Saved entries

^^^^^^^^^^^^^^^^

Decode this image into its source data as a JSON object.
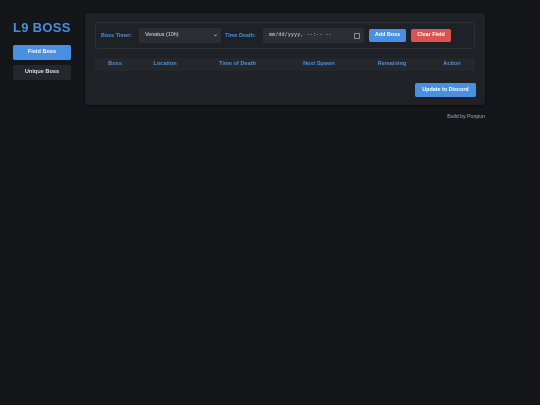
{
  "sidebar": {
    "logo": "L9 BOSS",
    "items": [
      {
        "label": "Field Boss",
        "active": true
      },
      {
        "label": "Unique Boss",
        "active": false
      }
    ]
  },
  "form": {
    "boss_timer_label": "Boss Timer:",
    "boss_select_value": "Venatus (10h)",
    "time_death_label": "Time Death:",
    "time_death_placeholder": "mm/dd/yyyy, --:-- --",
    "add_button": "Add Boss",
    "clear_button": "Clear Field"
  },
  "table": {
    "columns": [
      "Boss",
      "Location",
      "Time of Death",
      "Next Spawn",
      "Remaining",
      "Action"
    ],
    "rows": []
  },
  "update_button": "Update to Discord",
  "footer": "Build by Punpun",
  "colors": {
    "accent": "#4a90e2",
    "danger": "#d9534f",
    "background": "#14161a",
    "card": "#1e2125"
  }
}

^^^^^^^^^^^^^^^^

* [Your instructions]: All the lines above are to be reproduced exactly, except the pictures.

* [Solution to this exercise]:
Decode this image into its source data as a JSON object.
{
  "sidebar": {
    "logo": "L9 BOSS",
    "items": [
      {
        "label": "Field Boss",
        "active": true
      },
      {
        "label": "Unique Boss",
        "active": false
      }
    ]
  },
  "form": {
    "boss_timer_label": "Boss Timer:",
    "boss_select_value": "Venatus (10h)",
    "time_death_label": "Time Death:",
    "time_death_placeholder": "mm/dd/yyyy, --:-- --",
    "add_button": "Add Boss",
    "clear_button": "Clear Field"
  },
  "table": {
    "columns": [
      "Boss",
      "Location",
      "Time of Death",
      "Next Spawn",
      "Remaining",
      "Action"
    ],
    "rows": []
  },
  "update_button": "Update to Discord",
  "footer": "Build by Punpun",
  "colors": {
    "accent": "#4a90e2",
    "danger": "#d9534f",
    "background": "#14161a",
    "card": "#1e2125"
  }
}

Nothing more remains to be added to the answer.